PROBLEM STATEMENT: Write out each entry again. Keep every word exactly as it is.

--- start MATERIAL TO PROCESS ---

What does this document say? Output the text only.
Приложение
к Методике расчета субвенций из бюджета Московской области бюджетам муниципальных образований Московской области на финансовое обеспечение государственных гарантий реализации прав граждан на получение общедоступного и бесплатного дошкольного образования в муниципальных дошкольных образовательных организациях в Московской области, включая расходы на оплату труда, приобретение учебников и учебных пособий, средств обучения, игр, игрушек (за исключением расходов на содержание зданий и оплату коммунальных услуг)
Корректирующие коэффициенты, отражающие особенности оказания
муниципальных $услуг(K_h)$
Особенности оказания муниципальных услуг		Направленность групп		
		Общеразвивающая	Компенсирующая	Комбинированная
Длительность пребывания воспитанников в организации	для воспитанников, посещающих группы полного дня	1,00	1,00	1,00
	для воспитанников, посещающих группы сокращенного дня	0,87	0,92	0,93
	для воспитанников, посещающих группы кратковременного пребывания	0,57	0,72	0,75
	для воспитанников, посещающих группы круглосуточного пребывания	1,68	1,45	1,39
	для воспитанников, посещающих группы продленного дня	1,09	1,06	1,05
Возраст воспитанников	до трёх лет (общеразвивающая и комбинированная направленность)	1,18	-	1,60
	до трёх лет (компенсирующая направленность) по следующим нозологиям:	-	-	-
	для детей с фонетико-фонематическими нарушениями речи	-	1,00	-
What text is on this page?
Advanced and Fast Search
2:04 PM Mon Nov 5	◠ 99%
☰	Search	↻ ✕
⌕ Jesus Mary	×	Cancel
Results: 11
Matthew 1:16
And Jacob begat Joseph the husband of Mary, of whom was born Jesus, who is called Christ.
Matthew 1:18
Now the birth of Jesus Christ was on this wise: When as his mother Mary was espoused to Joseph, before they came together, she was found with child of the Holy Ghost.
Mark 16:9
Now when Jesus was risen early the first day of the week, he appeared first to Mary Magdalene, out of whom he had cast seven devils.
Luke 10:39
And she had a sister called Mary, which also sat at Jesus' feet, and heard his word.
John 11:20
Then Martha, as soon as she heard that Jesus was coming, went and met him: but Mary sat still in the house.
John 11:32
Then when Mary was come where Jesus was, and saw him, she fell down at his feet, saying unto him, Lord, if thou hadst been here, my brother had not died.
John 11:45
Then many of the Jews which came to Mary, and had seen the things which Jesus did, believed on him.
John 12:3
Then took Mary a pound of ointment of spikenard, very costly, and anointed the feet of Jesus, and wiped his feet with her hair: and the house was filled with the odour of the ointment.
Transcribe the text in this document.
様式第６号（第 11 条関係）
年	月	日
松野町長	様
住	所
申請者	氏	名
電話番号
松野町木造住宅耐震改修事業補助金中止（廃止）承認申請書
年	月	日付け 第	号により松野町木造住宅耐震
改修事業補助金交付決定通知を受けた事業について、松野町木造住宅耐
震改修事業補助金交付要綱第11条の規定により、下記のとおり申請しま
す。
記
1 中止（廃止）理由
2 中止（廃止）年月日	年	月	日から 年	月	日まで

--- end MATERIAL TO PROCESS ---

CORRECT RESPONSE:
What does this document say? Output the text only.
Приложение
к Методике расчета субвенций из бюджета Московской области бюджетам муниципальных образований Московской области на финансовое обеспечение государственных гарантий реализации прав граждан на получение общедоступного и бесплатного дошкольного образования в муниципальных дошкольных образовательных организациях в Московской области, включая расходы на оплату труда, приобретение учебников и учебных пособий, средств обучения, игр, игрушек (за исключением расходов на содержание зданий и оплату коммунальных услуг)
Корректирующие коэффициенты, отражающие особенности оказания
муниципальных $услуг(K_h)$
Особенности оказания муниципальных услуг		Направленность групп		
		Общеразвивающая	Компенсирующая	Комбинированная
Длительность пребывания воспитанников в организации	для воспитанников, посещающих группы полного дня	1,00	1,00	1,00
	для воспитанников, посещающих группы сокращенного дня	0,87	0,92	0,93
	для воспитанников, посещающих группы кратковременного пребывания	0,57	0,72	0,75
	для воспитанников, посещающих группы круглосуточного пребывания	1,68	1,45	1,39
	для воспитанников, посещающих группы продленного дня	1,09	1,06	1,05
Возраст воспитанников	до трёх лет (общеразвивающая и комбинированная направленность)	1,18	-	1,60
	до трёх лет (компенсирующая направленность) по следующим нозологиям:	-	-	-
	для детей с фонетико-фонематическими нарушениями речи	-	1,00	-
What text is on this page?
Advanced and Fast Search
2:04 PM Mon Nov 5	◠ 99%
☰	Search	↻ ✕
⌕ Jesus Mary	×	Cancel
Results: 11
Matthew 1:16
And Jacob begat Joseph the husband of Mary, of whom was born Jesus, who is called Christ.
Matthew 1:18
Now the birth of Jesus Christ was on this wise: When as his mother Mary was espoused to Joseph, before they came together, she was found with child of the Holy Ghost.
Mark 16:9
Now when Jesus was risen early the first day of the week, he appeared first to Mary Magdalene, out of whom he had cast seven devils.
Luke 10:39
And she had a sister called Mary, which also sat at Jesus' feet, and heard his word.
John 11:20
Then Martha, as soon as she heard that Jesus was coming, went and met him: but Mary sat still in the house.
John 11:32
Then when Mary was come where Jesus was, and saw him, she fell down at his feet, saying unto him, Lord, if thou hadst been here, my brother had not died.
John 11:45
Then many of the Jews which came to Mary, and had seen the things which Jesus did, believed on him.
John 12:3
Then took Mary a pound of ointment of spikenard, very costly, and anointed the feet of Jesus, and wiped his feet with her hair: and the house was filled with the odour of the ointment.
Transcribe the text in this document.
様式第６号（第 11 条関係）
年	月	日
松野町長	様
住	所
申請者	氏	名
電話番号
松野町木造住宅耐震改修事業補助金中止（廃止）承認申請書
年	月	日付け 第	号により松野町木造住宅耐震
改修事業補助金交付決定通知を受けた事業について、松野町木造住宅耐
震改修事業補助金交付要綱第11条の規定により、下記のとおり申請しま
す。
記
1 中止（廃止）理由
2 中止（廃止）年月日	年	月	日から 年	月	日まで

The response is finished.